## Task statement
Repeat every record below exactly as it appears.

## Records provided

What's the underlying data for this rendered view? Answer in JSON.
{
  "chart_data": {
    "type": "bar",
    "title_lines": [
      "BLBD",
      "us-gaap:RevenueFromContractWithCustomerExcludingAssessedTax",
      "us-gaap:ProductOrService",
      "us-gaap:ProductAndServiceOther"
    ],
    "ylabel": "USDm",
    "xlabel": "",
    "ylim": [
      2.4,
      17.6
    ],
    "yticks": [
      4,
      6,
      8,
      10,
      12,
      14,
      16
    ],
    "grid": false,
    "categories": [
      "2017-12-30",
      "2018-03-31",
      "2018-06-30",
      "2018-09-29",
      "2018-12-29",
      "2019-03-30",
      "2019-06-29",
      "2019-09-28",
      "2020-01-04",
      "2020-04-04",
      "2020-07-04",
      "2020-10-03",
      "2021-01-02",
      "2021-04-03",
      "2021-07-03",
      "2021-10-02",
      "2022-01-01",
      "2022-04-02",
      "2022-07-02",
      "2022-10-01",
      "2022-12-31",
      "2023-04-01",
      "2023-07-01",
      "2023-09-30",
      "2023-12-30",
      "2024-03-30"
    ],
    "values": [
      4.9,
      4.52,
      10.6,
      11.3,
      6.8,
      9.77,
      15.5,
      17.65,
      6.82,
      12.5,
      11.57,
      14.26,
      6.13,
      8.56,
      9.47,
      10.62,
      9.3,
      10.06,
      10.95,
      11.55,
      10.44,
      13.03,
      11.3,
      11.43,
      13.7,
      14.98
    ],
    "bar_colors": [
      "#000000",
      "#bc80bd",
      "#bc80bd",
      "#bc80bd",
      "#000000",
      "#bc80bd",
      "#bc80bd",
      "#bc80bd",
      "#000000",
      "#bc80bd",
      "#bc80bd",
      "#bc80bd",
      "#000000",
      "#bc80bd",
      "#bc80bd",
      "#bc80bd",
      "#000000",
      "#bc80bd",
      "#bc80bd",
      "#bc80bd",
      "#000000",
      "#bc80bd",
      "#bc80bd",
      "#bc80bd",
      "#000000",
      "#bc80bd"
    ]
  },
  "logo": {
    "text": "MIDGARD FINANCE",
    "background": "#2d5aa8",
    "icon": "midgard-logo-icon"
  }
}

## Exercise answer
What's the underlying data for this rendered view? Answer in JSON.
{
  "chart_data": {
    "type": "bar",
    "title_lines": [
      "BLBD",
      "us-gaap:RevenueFromContractWithCustomerExcludingAssessedTax",
      "us-gaap:ProductOrService",
      "us-gaap:ProductAndServiceOther"
    ],
    "ylabel": "USDm",
    "xlabel": "",
    "ylim": [
      2.4,
      17.6
    ],
    "yticks": [
      4,
      6,
      8,
      10,
      12,
      14,
      16
    ],
    "grid": false,
    "categories": [
      "2017-12-30",
      "2018-03-31",
      "2018-06-30",
      "2018-09-29",
      "2018-12-29",
      "2019-03-30",
      "2019-06-29",
      "2019-09-28",
      "2020-01-04",
      "2020-04-04",
      "2020-07-04",
      "2020-10-03",
      "2021-01-02",
      "2021-04-03",
      "2021-07-03",
      "2021-10-02",
      "2022-01-01",
      "2022-04-02",
      "2022-07-02",
      "2022-10-01",
      "2022-12-31",
      "2023-04-01",
      "2023-07-01",
      "2023-09-30",
      "2023-12-30",
      "2024-03-30"
    ],
    "values": [
      4.9,
      4.52,
      10.6,
      11.3,
      6.8,
      9.77,
      15.5,
      17.65,
      6.82,
      12.5,
      11.57,
      14.26,
      6.13,
      8.56,
      9.47,
      10.62,
      9.3,
      10.06,
      10.95,
      11.55,
      10.44,
      13.03,
      11.3,
      11.43,
      13.7,
      14.98
    ],
    "bar_colors": [
      "#000000",
      "#bc80bd",
      "#bc80bd",
      "#bc80bd",
      "#000000",
      "#bc80bd",
      "#bc80bd",
      "#bc80bd",
      "#000000",
      "#bc80bd",
      "#bc80bd",
      "#bc80bd",
      "#000000",
      "#bc80bd",
      "#bc80bd",
      "#bc80bd",
      "#000000",
      "#bc80bd",
      "#bc80bd",
      "#bc80bd",
      "#000000",
      "#bc80bd",
      "#bc80bd",
      "#bc80bd",
      "#000000",
      "#bc80bd"
    ]
  },
  "logo": {
    "text": "MIDGARD FINANCE",
    "background": "#2d5aa8",
    "icon": "midgard-logo-icon"
  }
}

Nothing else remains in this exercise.